◆ Supplied passage ◆
[Start]

Importance Sampling and SMC
This notebook demonstrates the importance sampling (IS) and Sequential Monte Carlo (SMC) tools in psiphy.mcmc.importance_sampling, applied to the built-in toy models.
What is importance sampling?
We want to draw samples from a target \(p(\theta | x)\) but can only evaluate it up to a constant. IS draws samples from a tractable proposal \(q(\theta)\) and corrects with weights:
The effective sample size (ESS) measures how much information the weighted set carries:
Low ESS means the proposal is a poor match for the posterior — most weight falls on very few particles.
SMC fixes this by annealing from the prior to the posterior through a sequence of tempered targets, resampling and applying MCMC moves when ESS drops too low.
[1]:
import numpy as np
import matplotlib.pyplot as plt
from scipy.stats import norm
from psiphy.mcmc import (
UniformPrior,
eff_sample_size,
importance_sampling,
sequential_importance_sampling,
SMC,
)
from psiphy.toy_models import GaussianSignal, NoisyLine
np.random.seed(42)
1 UniformPrior helper
UniformPrior wraps a box prior and provides sample(n) and log_prob(theta) — the two methods expected by importance_sampling and SMC.
[2]:
prior = UniformPrior({'mean': (-5, 5), 'sigma': (0.1, 5)})
print('ndim :', prior.ndim)
print('sample:', prior.sample(3))
print('log_prob in support :', prior.log_prob([0.0, 1.0]))
print('log_prob out of support:', prior.log_prob([10.0, 1.0]))
ndim : 2
sample: [[-1.25459881 4.7585001 ]
[ 2.31993942 3.03342657]
[-3.4398136 0.86437315]]
log_prob in support : -3.891820298110627
log_prob out of support: -inf
2 Importance Sampling — GaussianSignal
Target: posterior \(p(\mu, \sigma \mid x)\) for a Gaussian signal with \(N=40\) observations.
[3]:
gs = GaussianSignal(N=40)
theta_true = np.array([1.5, 0.8])
x_obs = gs.simulate(theta_true)
print(f'x_obs mean={x_obs.mean():.3f} std={x_obs.std():.3f} (true: {theta_true})')
x_obs mean=1.250 std=0.734 (true: [1.5 0.8])
[4]:
# Broad uniform prior — deliberate mismatch to show ESS degradation
prior_broad = UniformPrior([(-5, 5), (0.1, 5)])
log_posterior = lambda t: gs.log_prob(t, x_obs) + prior_broad.log_prob(t)
proposal_broad = prior_broad.sample(5000)
s_broad, w_broad = importance_sampling(log_posterior, proposal_broad)
ess_broad = eff_sample_size(w_broad)
print(f'Broad proposal — ESS = {ess_broad:.1f} / 5000 ({100*ess_broad/5000:.1f}%)')
Broad proposal — ESS = 11.4 / 5000 (0.2%)
[5]:
# Tighter prior centred near the posterior — higher ESS
prior_tight = UniformPrior([(0.0, 3.0), (0.3, 2.0)])
log_posterior_tight = lambda t: gs.log_prob(t, x_obs) + prior_tight.log_prob(t)

[End]

◆ Information given ◆
[Start]

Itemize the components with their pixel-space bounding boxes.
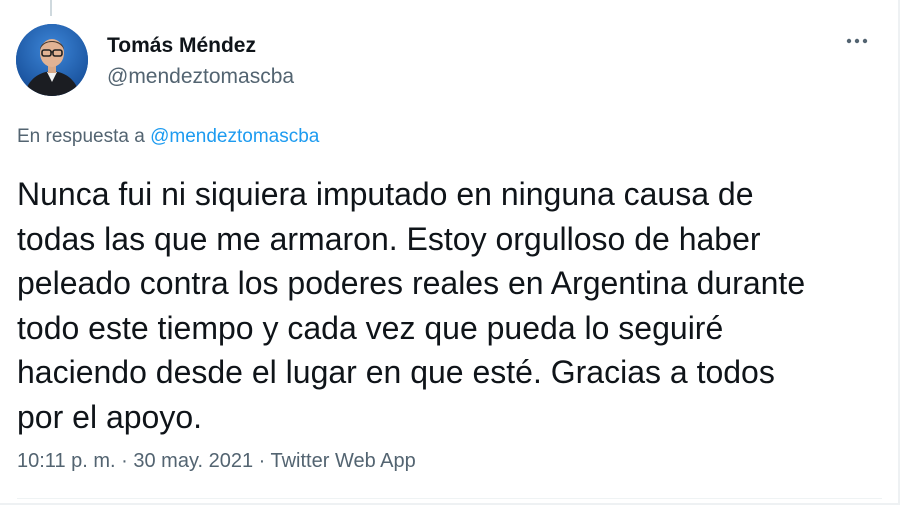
tweet-card: Tomás Méndez @mendeztomascba En respuest…	[0, 0, 900, 505]
thread-connector-line	[50, 0, 52, 16]
tweet-source-link[interactable]: Twitter Web App	[271, 450, 416, 472]
reply-to-handle-link[interactable]: @mendeztomascba	[150, 126, 319, 147]
author-handle[interactable]: @mendeztomascba	[107, 64, 294, 90]
author-block: Tomás Méndez @mendeztomascba	[107, 33, 294, 90]
meta-separator: ·	[253, 450, 271, 472]
tweet-text: Nunca fui ni siquiera imputado en ningun…	[17, 176, 806, 435]
avatar-photo	[16, 24, 88, 96]
tweet-time-link[interactable]: 10:11 p. m.	[17, 450, 116, 472]
meta-separator: ·	[115, 450, 134, 472]
more-horizontal-icon	[846, 38, 868, 44]
author-name[interactable]: Tomás Méndez	[107, 33, 294, 59]
reply-prefix: En respuesta a	[17, 126, 151, 147]
divider	[17, 498, 882, 499]
avatar[interactable]	[16, 24, 88, 96]
more-options-button[interactable]	[840, 30, 874, 52]
reply-context: En respuesta a @mendeztomascba	[17, 126, 319, 148]
tweet-date-link[interactable]: 30 may. 2021	[133, 450, 253, 472]
tweet-meta: 10:11 p. m. · 30 may. 2021 · Twitter Web…	[17, 450, 416, 473]
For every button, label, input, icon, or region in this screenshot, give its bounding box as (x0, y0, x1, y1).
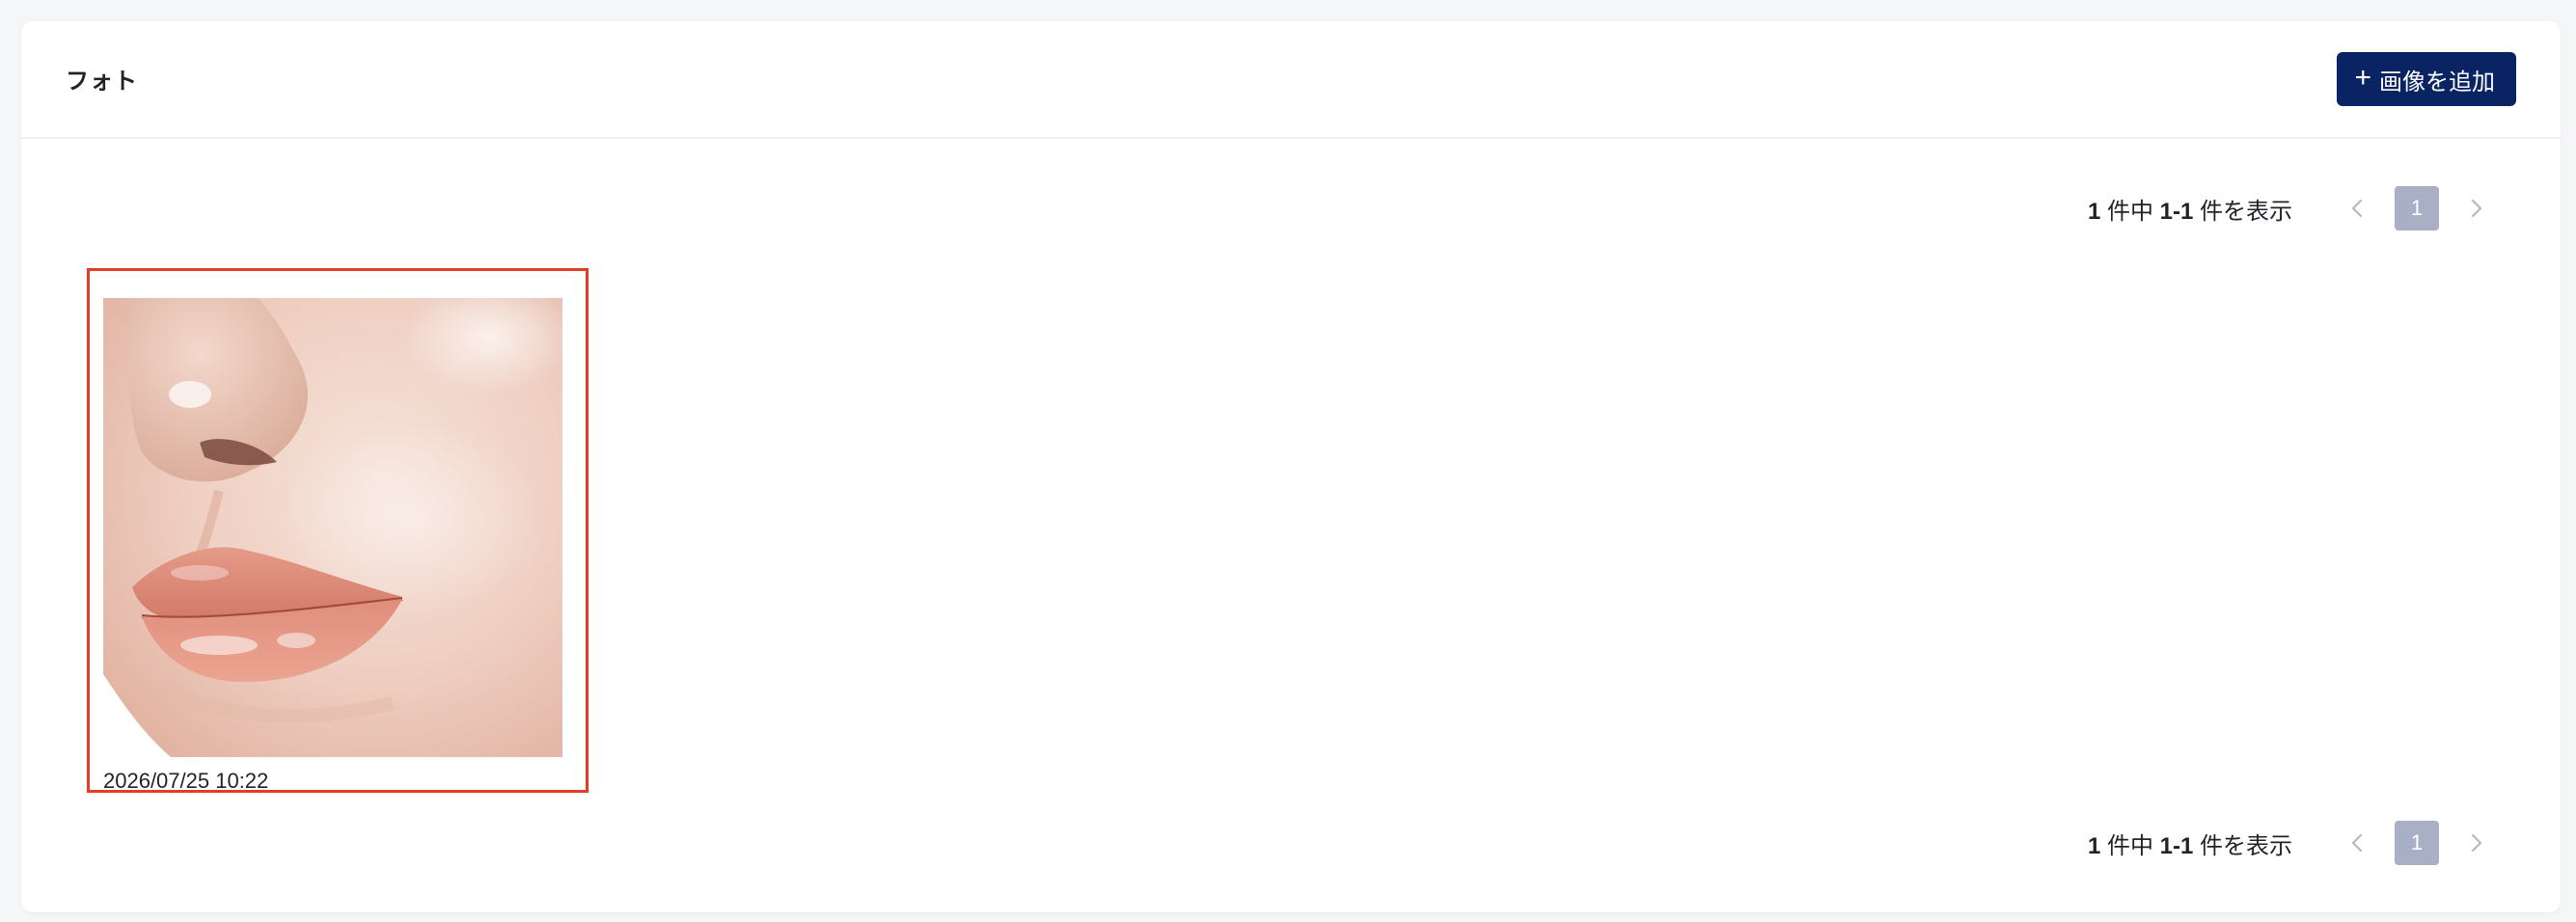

[End]

◆ What you need to do ◆
1. Please repeat the importance sampling notebook word for word, starting with "x_obs = gs.simulate(theta_true)" and going on through "w_broad = importance_sampling(log_posterior, proposal_broad)".
2. Answer these from the importance sampling notebook:
(a) How many observations does the GaussianSignal target use?
(b) What value does log_prob return for the point out of support?
(c) What ESS does the broad proposal reach, out of 5000?
The items are separate material from the importance sampling notebook.

◆ Outputs ◆
1.
x_obs = gs.simulate(theta_true)
print(f'x_obs mean={x_obs.mean():.3f} std={x_obs.std():.3f} (true: {theta_true})')
x_obs mean=1.250 std=0.734 (true: [1.5 0.8])
[4]:
# Broad uniform prior — deliberate mismatch to show ESS degradation
prior_broad = UniformPrior([(-5, 5), (0.1, 5)])
log_posterior = lambda t: gs.log_prob(t, x_obs) + prior_broad.log_prob(t)
proposal_broad = prior_broad.sample(5000)
s_broad, w_broad = importance_sampling(log_posterior, proposal_broad)

2.
(a) 40 observations (N=40).
(b) -inf.
(c) 11.4 out of 5000 (0.2%).